**Items from a dataset**
+++
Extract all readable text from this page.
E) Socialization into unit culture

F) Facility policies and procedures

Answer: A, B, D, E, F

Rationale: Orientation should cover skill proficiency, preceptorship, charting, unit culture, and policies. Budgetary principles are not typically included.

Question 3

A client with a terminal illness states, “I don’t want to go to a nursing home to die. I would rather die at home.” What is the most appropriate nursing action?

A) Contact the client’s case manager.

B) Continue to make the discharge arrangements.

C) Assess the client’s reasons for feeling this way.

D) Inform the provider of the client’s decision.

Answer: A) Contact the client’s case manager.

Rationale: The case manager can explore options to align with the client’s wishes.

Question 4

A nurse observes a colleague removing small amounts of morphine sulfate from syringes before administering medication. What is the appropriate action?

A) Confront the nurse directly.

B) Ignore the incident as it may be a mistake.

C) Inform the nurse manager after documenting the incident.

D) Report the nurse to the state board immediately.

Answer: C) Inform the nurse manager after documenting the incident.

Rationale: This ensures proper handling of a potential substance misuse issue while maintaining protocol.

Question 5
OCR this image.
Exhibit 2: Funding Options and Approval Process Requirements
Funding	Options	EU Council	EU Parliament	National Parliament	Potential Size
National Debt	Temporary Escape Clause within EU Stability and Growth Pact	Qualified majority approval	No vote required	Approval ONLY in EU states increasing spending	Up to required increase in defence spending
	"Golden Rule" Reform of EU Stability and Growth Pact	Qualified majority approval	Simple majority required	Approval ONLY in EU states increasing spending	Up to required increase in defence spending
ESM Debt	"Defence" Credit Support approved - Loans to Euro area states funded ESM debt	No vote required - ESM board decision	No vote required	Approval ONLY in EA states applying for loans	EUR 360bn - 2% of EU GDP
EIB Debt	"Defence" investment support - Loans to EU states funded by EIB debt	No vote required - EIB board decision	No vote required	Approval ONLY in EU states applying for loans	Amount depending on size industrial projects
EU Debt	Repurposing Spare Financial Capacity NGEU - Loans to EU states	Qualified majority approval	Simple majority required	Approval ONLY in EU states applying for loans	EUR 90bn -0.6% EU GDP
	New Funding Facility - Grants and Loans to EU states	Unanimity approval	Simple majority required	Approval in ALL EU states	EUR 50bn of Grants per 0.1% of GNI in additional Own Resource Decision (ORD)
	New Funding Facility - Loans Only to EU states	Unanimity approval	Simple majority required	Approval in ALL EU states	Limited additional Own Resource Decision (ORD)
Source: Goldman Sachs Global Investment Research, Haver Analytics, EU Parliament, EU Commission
+++
**GOAL OF THE EXERCISE**
Extract each line from the listing above, please, and repeat it exactly.

**FINISHED ANSWER**
Extract all readable text from this page.
E) Socialization into unit culture

F) Facility policies and procedures

Answer: A, B, D, E, F

Rationale: Orientation should cover skill proficiency, preceptorship, charting, unit culture, and policies. Budgetary principles are not typically included.

Question 3

A client with a terminal illness states, “I don’t want to go to a nursing home to die. I would rather die at home.” What is the most appropriate nursing action?

A) Contact the client’s case manager.

B) Continue to make the discharge arrangements.

C) Assess the client’s reasons for feeling this way.

D) Inform the provider of the client’s decision.

Answer: A) Contact the client’s case manager.

Rationale: The case manager can explore options to align with the client’s wishes.

Question 4

A nurse observes a colleague removing small amounts of morphine sulfate from syringes before administering medication. What is the appropriate action?

A) Confront the nurse directly.

B) Ignore the incident as it may be a mistake.

C) Inform the nurse manager after documenting the incident.

D) Report the nurse to the state board immediately.

Answer: C) Inform the nurse manager after documenting the incident.

Rationale: This ensures proper handling of a potential substance misuse issue while maintaining protocol.

Question 5
OCR this image.
Exhibit 2: Funding Options and Approval Process Requirements
Funding	Options	EU Council	EU Parliament	National Parliament	Potential Size
National Debt	Temporary Escape Clause within EU Stability and Growth Pact	Qualified majority approval	No vote required	Approval ONLY in EU states increasing spending	Up to required increase in defence spending
	"Golden Rule" Reform of EU Stability and Growth Pact	Qualified majority approval	Simple majority required	Approval ONLY in EU states increasing spending	Up to required increase in defence spending
ESM Debt	"Defence" Credit Support approved - Loans to Euro area states funded ESM debt	No vote required - ESM board decision	No vote required	Approval ONLY in EA states applying for loans	EUR 360bn - 2% of EU GDP
EIB Debt	"Defence" investment support - Loans to EU states funded by EIB debt	No vote required - EIB board decision	No vote required	Approval ONLY in EU states applying for loans	Amount depending on size industrial projects
EU Debt	Repurposing Spare Financial Capacity NGEU - Loans to EU states	Qualified majority approval	Simple majority required	Approval ONLY in EU states applying for loans	EUR 90bn -0.6% EU GDP
	New Funding Facility - Grants and Loans to EU states	Unanimity approval	Simple majority required	Approval in ALL EU states	EUR 50bn of Grants per 0.1% of GNI in additional Own Resource Decision (ORD)
	New Funding Facility - Loans Only to EU states	Unanimity approval	Simple majority required	Approval in ALL EU states	Limited additional Own Resource Decision (ORD)
Source: Goldman Sachs Global Investment Research, Haver Analytics, EU Parliament, EU Commission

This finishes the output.